[Task description] Copy every line of the material below word for word, with nothing changed.

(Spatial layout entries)

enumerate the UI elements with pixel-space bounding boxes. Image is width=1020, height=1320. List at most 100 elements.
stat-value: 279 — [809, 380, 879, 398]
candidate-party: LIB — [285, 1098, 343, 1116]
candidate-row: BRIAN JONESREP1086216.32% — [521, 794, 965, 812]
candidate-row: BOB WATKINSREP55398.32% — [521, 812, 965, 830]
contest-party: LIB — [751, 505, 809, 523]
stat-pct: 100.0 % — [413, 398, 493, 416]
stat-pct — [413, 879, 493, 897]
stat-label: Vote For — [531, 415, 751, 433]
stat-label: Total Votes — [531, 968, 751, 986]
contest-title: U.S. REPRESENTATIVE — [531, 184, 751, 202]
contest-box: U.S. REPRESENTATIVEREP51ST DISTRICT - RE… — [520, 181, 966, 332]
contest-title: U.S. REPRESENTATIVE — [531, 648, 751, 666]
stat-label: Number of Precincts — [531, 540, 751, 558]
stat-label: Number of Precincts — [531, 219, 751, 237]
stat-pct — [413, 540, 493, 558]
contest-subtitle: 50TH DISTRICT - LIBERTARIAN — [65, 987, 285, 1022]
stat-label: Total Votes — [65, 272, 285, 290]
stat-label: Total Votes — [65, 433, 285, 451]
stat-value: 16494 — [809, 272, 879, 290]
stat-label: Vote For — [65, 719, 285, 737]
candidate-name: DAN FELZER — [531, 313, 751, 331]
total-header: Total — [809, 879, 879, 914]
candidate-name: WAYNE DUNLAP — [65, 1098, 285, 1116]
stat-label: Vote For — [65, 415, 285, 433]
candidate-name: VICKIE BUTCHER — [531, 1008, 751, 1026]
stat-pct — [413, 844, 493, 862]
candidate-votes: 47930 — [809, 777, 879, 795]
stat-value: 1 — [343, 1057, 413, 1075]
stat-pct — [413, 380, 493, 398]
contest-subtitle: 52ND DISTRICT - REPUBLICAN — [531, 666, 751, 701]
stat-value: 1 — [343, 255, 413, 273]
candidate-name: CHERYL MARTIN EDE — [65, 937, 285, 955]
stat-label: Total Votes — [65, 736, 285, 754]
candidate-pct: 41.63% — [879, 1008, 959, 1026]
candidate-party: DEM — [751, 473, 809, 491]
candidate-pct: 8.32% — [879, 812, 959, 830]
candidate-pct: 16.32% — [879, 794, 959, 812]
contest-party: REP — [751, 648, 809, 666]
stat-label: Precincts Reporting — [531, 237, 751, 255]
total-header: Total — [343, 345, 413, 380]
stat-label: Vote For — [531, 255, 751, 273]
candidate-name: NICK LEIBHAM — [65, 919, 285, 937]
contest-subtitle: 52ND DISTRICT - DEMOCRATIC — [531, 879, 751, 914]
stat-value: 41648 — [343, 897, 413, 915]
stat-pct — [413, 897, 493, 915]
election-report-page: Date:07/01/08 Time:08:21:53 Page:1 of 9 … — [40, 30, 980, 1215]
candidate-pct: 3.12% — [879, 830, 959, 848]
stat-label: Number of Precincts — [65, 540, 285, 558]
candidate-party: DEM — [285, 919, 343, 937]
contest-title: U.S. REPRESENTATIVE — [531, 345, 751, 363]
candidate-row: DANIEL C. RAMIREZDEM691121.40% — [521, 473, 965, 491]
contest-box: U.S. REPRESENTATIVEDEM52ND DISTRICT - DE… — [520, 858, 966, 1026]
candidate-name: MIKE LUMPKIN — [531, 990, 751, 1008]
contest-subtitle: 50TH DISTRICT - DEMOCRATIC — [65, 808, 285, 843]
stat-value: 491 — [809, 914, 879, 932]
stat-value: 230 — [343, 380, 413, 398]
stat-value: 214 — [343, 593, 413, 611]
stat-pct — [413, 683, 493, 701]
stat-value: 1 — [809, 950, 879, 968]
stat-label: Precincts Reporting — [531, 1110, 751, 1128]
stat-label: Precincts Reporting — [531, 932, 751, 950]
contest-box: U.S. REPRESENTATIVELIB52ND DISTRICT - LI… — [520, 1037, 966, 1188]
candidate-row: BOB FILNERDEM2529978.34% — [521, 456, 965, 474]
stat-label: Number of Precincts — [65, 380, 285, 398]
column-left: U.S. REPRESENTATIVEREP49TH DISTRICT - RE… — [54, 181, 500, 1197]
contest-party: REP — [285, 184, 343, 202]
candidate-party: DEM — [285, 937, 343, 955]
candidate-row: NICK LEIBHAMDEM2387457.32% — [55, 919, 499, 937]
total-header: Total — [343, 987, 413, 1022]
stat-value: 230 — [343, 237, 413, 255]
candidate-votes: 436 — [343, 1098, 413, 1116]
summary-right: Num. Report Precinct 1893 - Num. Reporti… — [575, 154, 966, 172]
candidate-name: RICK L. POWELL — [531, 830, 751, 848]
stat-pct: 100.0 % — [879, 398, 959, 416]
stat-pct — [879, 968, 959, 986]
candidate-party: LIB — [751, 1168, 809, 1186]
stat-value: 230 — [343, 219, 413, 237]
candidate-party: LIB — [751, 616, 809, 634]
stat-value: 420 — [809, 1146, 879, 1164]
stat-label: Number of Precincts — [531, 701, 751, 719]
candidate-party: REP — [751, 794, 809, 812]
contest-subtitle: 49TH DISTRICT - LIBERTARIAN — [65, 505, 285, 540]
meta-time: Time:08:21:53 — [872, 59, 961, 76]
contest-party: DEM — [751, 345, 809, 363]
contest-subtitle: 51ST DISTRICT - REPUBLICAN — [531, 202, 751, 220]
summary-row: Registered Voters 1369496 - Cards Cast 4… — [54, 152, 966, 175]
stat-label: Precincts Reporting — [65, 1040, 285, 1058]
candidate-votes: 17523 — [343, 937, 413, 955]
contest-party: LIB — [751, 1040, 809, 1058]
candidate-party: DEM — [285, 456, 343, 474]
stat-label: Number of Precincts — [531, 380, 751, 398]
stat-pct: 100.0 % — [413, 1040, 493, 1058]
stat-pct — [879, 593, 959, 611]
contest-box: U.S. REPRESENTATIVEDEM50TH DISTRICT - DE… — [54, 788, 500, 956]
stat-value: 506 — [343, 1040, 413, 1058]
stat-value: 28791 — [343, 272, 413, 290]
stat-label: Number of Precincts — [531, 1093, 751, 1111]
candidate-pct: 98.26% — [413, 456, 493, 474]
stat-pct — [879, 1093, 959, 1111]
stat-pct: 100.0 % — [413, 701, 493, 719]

[Answer to the task]
enumerate the UI elements with pixel-space bounding boxes. Image is width=1020, height=1320. List at most 100 elements.
stat-value: 279 — [809, 380, 879, 398]
candidate-party: LIB — [285, 1098, 343, 1116]
candidate-row: BRIAN JONESREP1086216.32% — [521, 794, 965, 812]
candidate-row: BOB WATKINSREP55398.32% — [521, 812, 965, 830]
contest-party: LIB — [751, 505, 809, 523]
stat-pct: 100.0 % — [413, 398, 493, 416]
stat-pct — [413, 879, 493, 897]
stat-label: Vote For — [531, 415, 751, 433]
stat-label: Total Votes — [531, 968, 751, 986]
contest-title: U.S. REPRESENTATIVE — [531, 184, 751, 202]
contest-box: U.S. REPRESENTATIVEREP51ST DISTRICT - RE… — [520, 181, 966, 332]
contest-title: U.S. REPRESENTATIVE — [531, 648, 751, 666]
stat-label: Number of Precincts — [531, 540, 751, 558]
stat-label: Number of Precincts — [531, 219, 751, 237]
stat-pct — [413, 540, 493, 558]
contest-subtitle: 50TH DISTRICT - LIBERTARIAN — [65, 987, 285, 1022]
stat-label: Total Votes — [65, 272, 285, 290]
stat-label: Total Votes — [65, 433, 285, 451]
stat-value: 16494 — [809, 272, 879, 290]
stat-label: Vote For — [65, 719, 285, 737]
candidate-name: DAN FELZER — [531, 313, 751, 331]
total-header: Total — [809, 879, 879, 914]
candidate-name: WAYNE DUNLAP — [65, 1098, 285, 1116]
stat-label: Vote For — [65, 415, 285, 433]
candidate-name: VICKIE BUTCHER — [531, 1008, 751, 1026]
stat-pct — [413, 844, 493, 862]
candidate-votes: 47930 — [809, 777, 879, 795]
stat-value: 1 — [343, 1057, 413, 1075]
stat-pct — [413, 380, 493, 398]
contest-subtitle: 52ND DISTRICT - REPUBLICAN — [531, 666, 751, 701]
stat-value: 1 — [343, 255, 413, 273]
candidate-name: CHERYL MARTIN EDE — [65, 937, 285, 955]
stat-label: Total Votes — [65, 736, 285, 754]
candidate-pct: 41.63% — [879, 1008, 959, 1026]
candidate-party: DEM — [751, 473, 809, 491]
candidate-pct: 8.32% — [879, 812, 959, 830]
candidate-pct: 16.32% — [879, 794, 959, 812]
contest-party: REP — [751, 648, 809, 666]
stat-label: Precincts Reporting — [531, 237, 751, 255]
total-header: Total — [343, 345, 413, 380]
stat-label: Vote For — [531, 255, 751, 273]
candidate-name: NICK LEIBHAM — [65, 919, 285, 937]
contest-subtitle: 52ND DISTRICT - DEMOCRATIC — [531, 879, 751, 914]
stat-value: 41648 — [343, 897, 413, 915]
stat-pct — [413, 897, 493, 915]
election-report-page: Date:07/01/08 Time:08:21:53 Page:1 of 9 … — [40, 30, 980, 1215]
candidate-pct: 3.12% — [879, 830, 959, 848]
stat-label: Number of Precincts — [65, 540, 285, 558]
candidate-party: DEM — [285, 919, 343, 937]
contest-title: U.S. REPRESENTATIVE — [531, 345, 751, 363]
candidate-row: DANIEL C. RAMIREZDEM691121.40% — [521, 473, 965, 491]
contest-box: U.S. REPRESENTATIVEDEM52ND DISTRICT - DE… — [520, 858, 966, 1026]
candidate-name: MIKE LUMPKIN — [531, 990, 751, 1008]
contest-subtitle: 50TH DISTRICT - DEMOCRATIC — [65, 808, 285, 843]
stat-value: 491 — [809, 914, 879, 932]
stat-value: 230 — [343, 380, 413, 398]
stat-value: 214 — [343, 593, 413, 611]
stat-pct — [413, 683, 493, 701]
stat-value: 1 — [809, 950, 879, 968]
stat-label: Precincts Reporting — [531, 1110, 751, 1128]
stat-label: Precincts Reporting — [531, 932, 751, 950]
contest-box: U.S. REPRESENTATIVELIB52ND DISTRICT - LI… — [520, 1037, 966, 1188]
candidate-row: BOB FILNERDEM2529978.34% — [521, 456, 965, 474]
stat-label: Number of Precincts — [65, 380, 285, 398]
column-left: U.S. REPRESENTATIVEREP49TH DISTRICT - RE… — [54, 181, 500, 1197]
contest-party: REP — [285, 184, 343, 202]
candidate-party: DEM — [285, 937, 343, 955]
candidate-row: NICK LEIBHAMDEM2387457.32% — [55, 919, 499, 937]
total-header: Total — [343, 987, 413, 1022]
stat-value: 230 — [343, 237, 413, 255]
candidate-votes: 436 — [343, 1098, 413, 1116]
summary-right: Num. Report Precinct 1893 - Num. Reporti… — [575, 154, 966, 172]
candidate-name: RICK L. POWELL — [531, 830, 751, 848]
stat-pct: 100.0 % — [879, 398, 959, 416]
stat-pct — [879, 968, 959, 986]
candidate-party: LIB — [751, 1168, 809, 1186]
stat-value: 230 — [343, 219, 413, 237]
candidate-party: LIB — [751, 616, 809, 634]
stat-value: 420 — [809, 1146, 879, 1164]
stat-label: Number of Precincts — [531, 701, 751, 719]
candidate-party: REP — [751, 794, 809, 812]
contest-subtitle: 49TH DISTRICT - LIBERTARIAN — [65, 505, 285, 540]
meta-time: Time:08:21:53 — [872, 59, 961, 76]
contest-party: DEM — [751, 345, 809, 363]
contest-subtitle: 51ST DISTRICT - REPUBLICAN — [531, 202, 751, 220]
summary-row: Registered Voters 1369496 - Cards Cast 4… — [54, 152, 966, 175]
stat-label: Precincts Reporting — [65, 1040, 285, 1058]
candidate-votes: 17523 — [343, 937, 413, 955]
contest-party: LIB — [751, 1040, 809, 1058]
candidate-party: DEM — [285, 456, 343, 474]
stat-label: Number of Precincts — [531, 380, 751, 398]
stat-pct: 100.0 % — [413, 1040, 493, 1058]
stat-pct — [879, 593, 959, 611]
contest-box: U.S. REPRESENTATIVEDEM50TH DISTRICT - DE… — [54, 788, 500, 956]
stat-value: 506 — [343, 1040, 413, 1058]
stat-value: 28791 — [343, 272, 413, 290]
stat-label: Number of Precincts — [531, 1093, 751, 1111]
candidate-pct: 98.26% — [413, 456, 493, 474]
stat-pct — [879, 1093, 959, 1111]
stat-pct: 100.0 % — [413, 701, 493, 719]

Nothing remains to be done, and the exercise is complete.